:: Aim of the exercise ::
Copy all of the material exactly. Pictures are not to appear in the copy.

:: The records ::
* * * * *
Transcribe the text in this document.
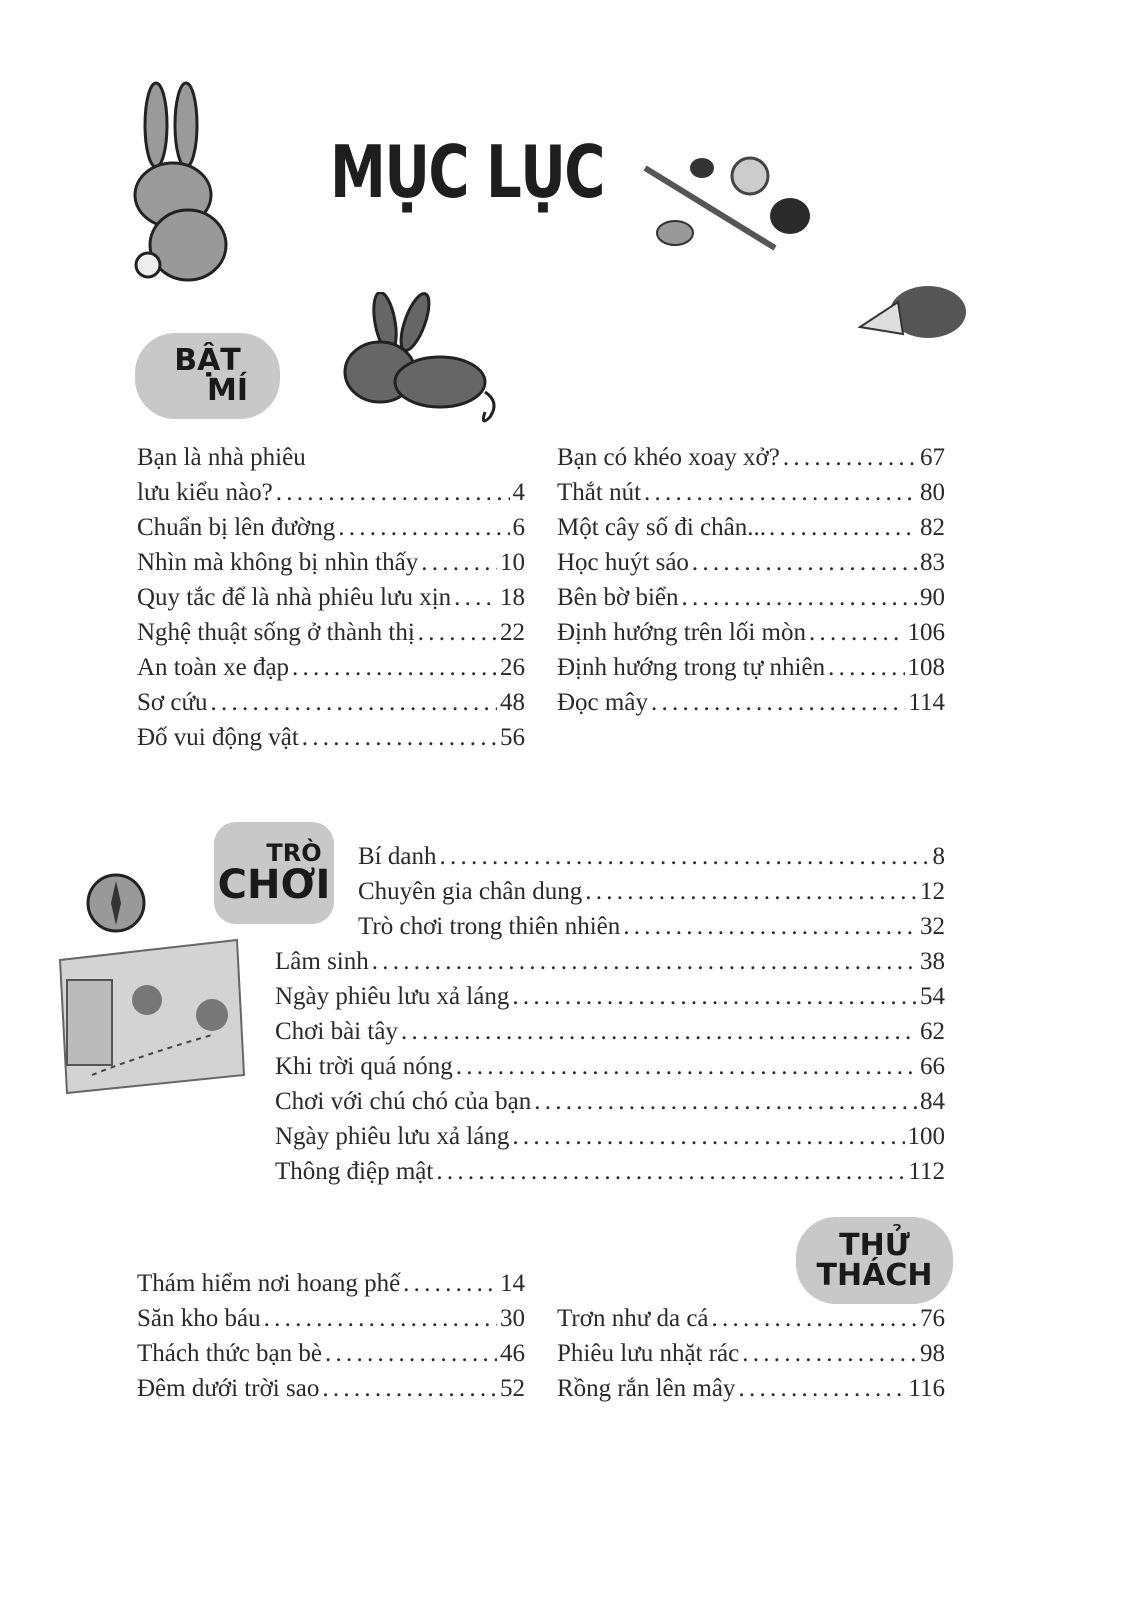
MỤC LỤC
BẬT
MÍ
TRÒ
CHƠI
THỬ
THÁCH
Bạn là nhà phiêu
lưu kiểu nào? . . .	4
Chuẩn bị lên đường . . .	6
Nhìn mà không bị nhìn thấy . . .	10
Quy tắc để là nhà phiêu lưu xịn . . . 18
Nghệ thuật sống ở thành thị . . .	22
An toàn xe đạp . . .	26
Sơ cứu . . .	48
Đố vui động vật . . .	56
Bạn có khéo xoay xở? . . .	67
Thắt nút . . .	80
Một cây số đi chân... . . .	82
Học huýt sáo . . .	83
Bên bờ biển . . .	90
Định hướng trên lối mòn . . .	106
Định hướng trong tự nhiên . . .	108
Đọc mây . . .	114
Bí danh . . .	8
Chuyên gia chân dung . . .	12
Trò chơi trong thiên nhiên . . .	32
Lâm sinh . . .	38
Ngày phiêu lưu xả láng . . .	54
Chơi bài tây . . .	62
Khi trời quá nóng . . .	66
Chơi với chú chó của bạn . . .	84
Ngày phiêu lưu xả láng . . .	100
Thông điệp mật . . .	112
Thám hiểm nơi hoang phế . . .	14
Săn kho báu . . .	30
Thách thức bạn bè . . .	46
Đêm dưới trời sao . . .	52
Trơn như da cá . . .	76
Phiêu lưu nhặt rác . . .	98
Rồng rắn lên mây . . .	116
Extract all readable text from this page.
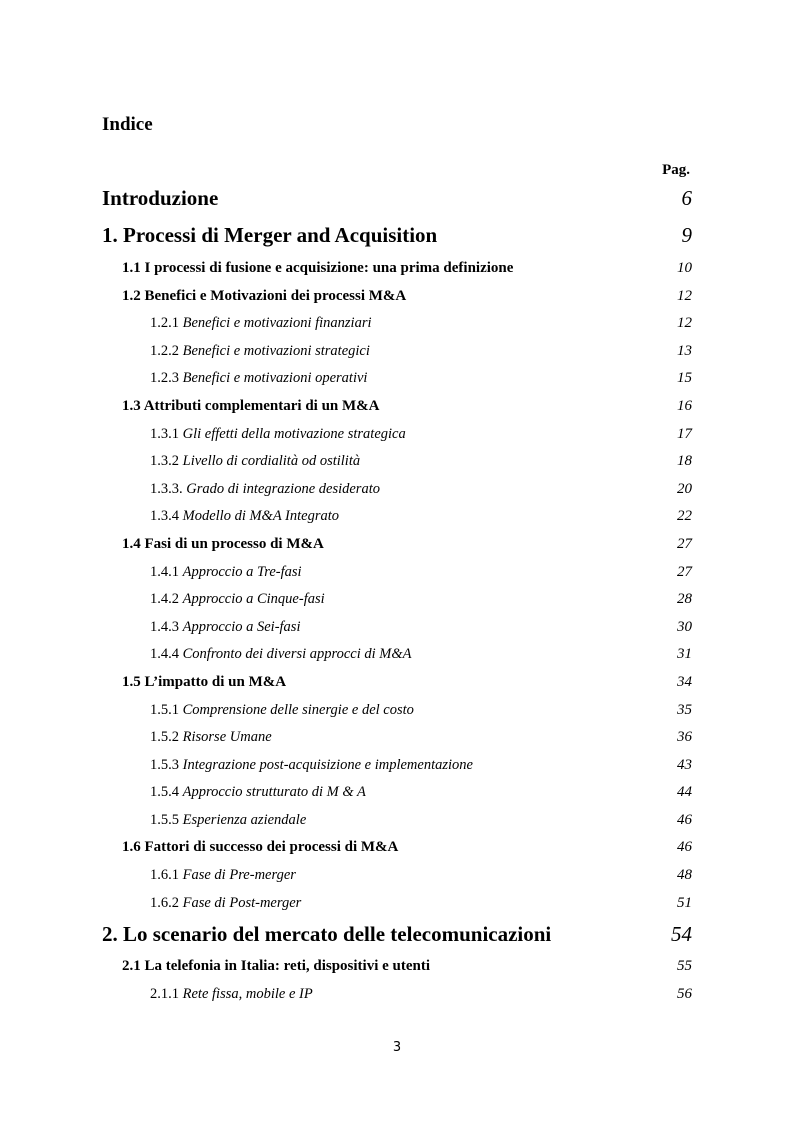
Indice
Pag.
Introduzione	6
1. Processi di Merger and Acquisition	9
1.1 I processi di fusione e acquisizione: una prima definizione	10
1.2 Benefici e Motivazioni dei processi M&A	12
1.2.1 Benefici e motivazioni finanziari	12
1.2.2 Benefici e motivazioni strategici	13
1.2.3 Benefici e motivazioni operativi	15
1.3 Attributi complementari di un M&A	16
1.3.1 Gli effetti della motivazione strategica	17
1.3.2 Livello di cordialità od ostilità	18
1.3.3. Grado di integrazione desiderato	20
1.3.4 Modello di M&A Integrato	22
1.4 Fasi di un processo di M&A	27
1.4.1 Approccio a Tre-fasi	27
1.4.2 Approccio a Cinque-fasi	28
1.4.3 Approccio a Sei-fasi	30
1.4.4 Confronto dei diversi approcci di M&A	31
1.5 L’impatto di un M&A	34
1.5.1 Comprensione delle sinergie e del costo	35
1.5.2 Risorse Umane	36
1.5.3 Integrazione post-acquisizione e implementazione	43
1.5.4 Approccio strutturato di M & A	44
1.5.5 Esperienza aziendale	46
1.6 Fattori di successo dei processi di M&A	46
1.6.1 Fase di Pre-merger	48
1.6.2 Fase di Post-merger	51
2. Lo scenario del mercato delle telecomunicazioni	54
2.1 La telefonia in Italia: reti, dispositivi e utenti	55
2.1.1 Rete fissa, mobile e IP	56
3
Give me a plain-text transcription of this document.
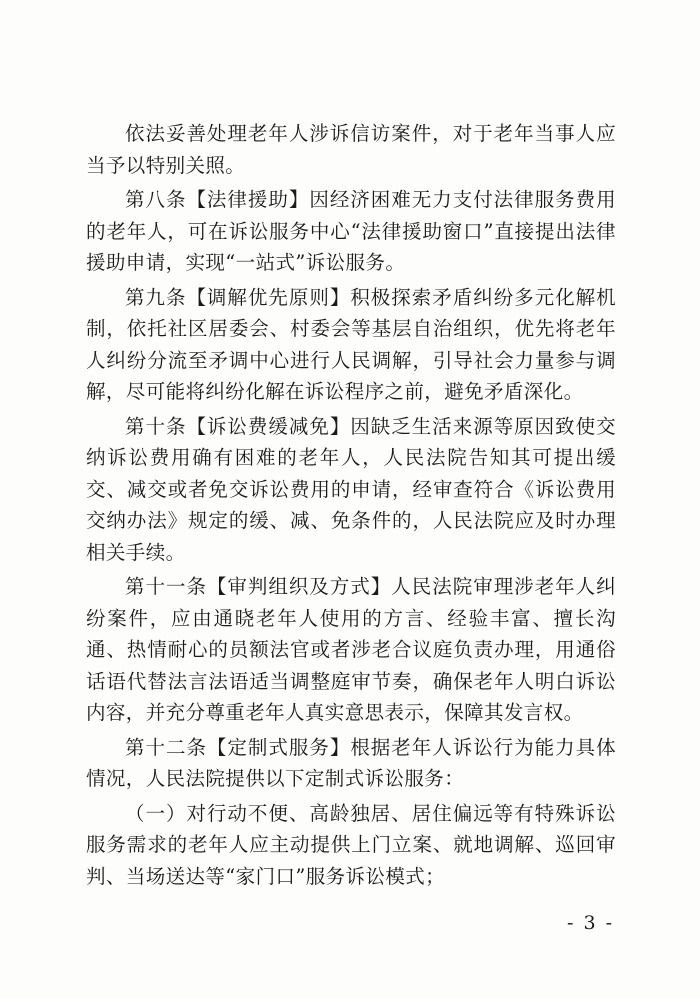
依法妥善处理老年人涉诉信访案件，对于老年当事人应当予以特别关照。

第八条【法律援助】因经济困难无力支付法律服务费用的老年人，可在诉讼服务中心“法律援助窗口”直接提出法律援助申请，实现“一站式”诉讼服务。

第九条【调解优先原则】积极探索矛盾纠纷多元化解机制，依托社区居委会、村委会等基层自治组织，优先将老年人纠纷分流至矛调中心进行人民调解，引导社会力量参与调解，尽可能将纠纷化解在诉讼程序之前，避免矛盾深化。

第十条【诉讼费缓减免】因缺乏生活来源等原因致使交纳诉讼费用确有困难的老年人，人民法院告知其可提出缓交、减交或者免交诉讼费用的申请，经审查符合《诉讼费用交纳办法》规定的缓、减、免条件的，人民法院应及时办理相关手续。

第十一条【审判组织及方式】人民法院审理涉老年人纠纷案件，应由通晓老年人使用的方言、经验丰富、擅长沟通、热情耐心的员额法官或者涉老合议庭负责办理，用通俗话语代替法言法语适当调整庭审节奏，确保老年人明白诉讼内容，并充分尊重老年人真实意思表示，保障其发言权。

第十二条【定制式服务】根据老年人诉讼行为能力具体情况，人民法院提供以下定制式诉讼服务：

（一）对行动不便、高龄独居、居住偏远等有特殊诉讼服务需求的老年人应主动提供上门立案、就地调解、巡回审判、当场送达等“家门口”服务诉讼模式；

- 3 -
* * * * *
:: Exercise result ::
Transcribe the text in this document.
MỤC LỤC
BẬT
MÍ
TRÒ
CHƠI
THỬ
THÁCH
Bạn là nhà phiêu
lưu kiểu nào? . . .	4
Chuẩn bị lên đường . . .	6
Nhìn mà không bị nhìn thấy . . .	10
Quy tắc để là nhà phiêu lưu xịn . . . 18
Nghệ thuật sống ở thành thị . . .	22
An toàn xe đạp . . .	26
Sơ cứu . . .	48
Đố vui động vật . . .	56
Bạn có khéo xoay xở? . . .	67
Thắt nút . . .	80
Một cây số đi chân... . . .	82
Học huýt sáo . . .	83
Bên bờ biển . . .	90
Định hướng trên lối mòn . . .	106
Định hướng trong tự nhiên . . .	108
Đọc mây . . .	114
Bí danh . . .	8
Chuyên gia chân dung . . .	12
Trò chơi trong thiên nhiên . . .	32
Lâm sinh . . .	38
Ngày phiêu lưu xả láng . . .	54
Chơi bài tây . . .	62
Khi trời quá nóng . . .	66
Chơi với chú chó của bạn . . .	84
Ngày phiêu lưu xả láng . . .	100
Thông điệp mật . . .	112
Thám hiểm nơi hoang phế . . .	14
Săn kho báu . . .	30
Thách thức bạn bè . . .	46
Đêm dưới trời sao . . .	52
Trơn như da cá . . .	76
Phiêu lưu nhặt rác . . .	98
Rồng rắn lên mây . . .	116
Extract all readable text from this page.
Indice
Pag.
Introduzione	6
1. Processi di Merger and Acquisition	9
1.1 I processi di fusione e acquisizione: una prima definizione	10
1.2 Benefici e Motivazioni dei processi M&A	12
1.2.1 Benefici e motivazioni finanziari	12
1.2.2 Benefici e motivazioni strategici	13
1.2.3 Benefici e motivazioni operativi	15
1.3 Attributi complementari di un M&A	16
1.3.1 Gli effetti della motivazione strategica	17
1.3.2 Livello di cordialità od ostilità	18
1.3.3. Grado di integrazione desiderato	20
1.3.4 Modello di M&A Integrato	22
1.4 Fasi di un processo di M&A	27
1.4.1 Approccio a Tre-fasi	27
1.4.2 Approccio a Cinque-fasi	28
1.4.3 Approccio a Sei-fasi	30
1.4.4 Confronto dei diversi approcci di M&A	31
1.5 L’impatto di un M&A	34
1.5.1 Comprensione delle sinergie e del costo	35
1.5.2 Risorse Umane	36
1.5.3 Integrazione post-acquisizione e implementazione	43
1.5.4 Approccio strutturato di M & A	44
1.5.5 Esperienza aziendale	46
1.6 Fattori di successo dei processi di M&A	46
1.6.1 Fase di Pre-merger	48
1.6.2 Fase di Post-merger	51
2. Lo scenario del mercato delle telecomunicazioni	54
2.1 La telefonia in Italia: reti, dispositivi e utenti	55
2.1.1 Rete fissa, mobile e IP	56
3
Give me a plain-text transcription of this document.
依法妥善处理老年人涉诉信访案件，对于老年当事人应当予以特别关照。

第八条【法律援助】因经济困难无力支付法律服务费用的老年人，可在诉讼服务中心“法律援助窗口”直接提出法律援助申请，实现“一站式”诉讼服务。

第九条【调解优先原则】积极探索矛盾纠纷多元化解机制，依托社区居委会、村委会等基层自治组织，优先将老年人纠纷分流至矛调中心进行人民调解，引导社会力量参与调解，尽可能将纠纷化解在诉讼程序之前，避免矛盾深化。

第十条【诉讼费缓减免】因缺乏生活来源等原因致使交纳诉讼费用确有困难的老年人，人民法院告知其可提出缓交、减交或者免交诉讼费用的申请，经审查符合《诉讼费用交纳办法》规定的缓、减、免条件的，人民法院应及时办理相关手续。

第十一条【审判组织及方式】人民法院审理涉老年人纠纷案件，应由通晓老年人使用的方言、经验丰富、擅长沟通、热情耐心的员额法官或者涉老合议庭负责办理，用通俗话语代替法言法语适当调整庭审节奏，确保老年人明白诉讼内容，并充分尊重老年人真实意思表示，保障其发言权。

第十二条【定制式服务】根据老年人诉讼行为能力具体情况，人民法院提供以下定制式诉讼服务：

（一）对行动不便、高龄独居、居住偏远等有特殊诉讼服务需求的老年人应主动提供上门立案、就地调解、巡回审判、当场送达等“家门口”服务诉讼模式；

- 3 -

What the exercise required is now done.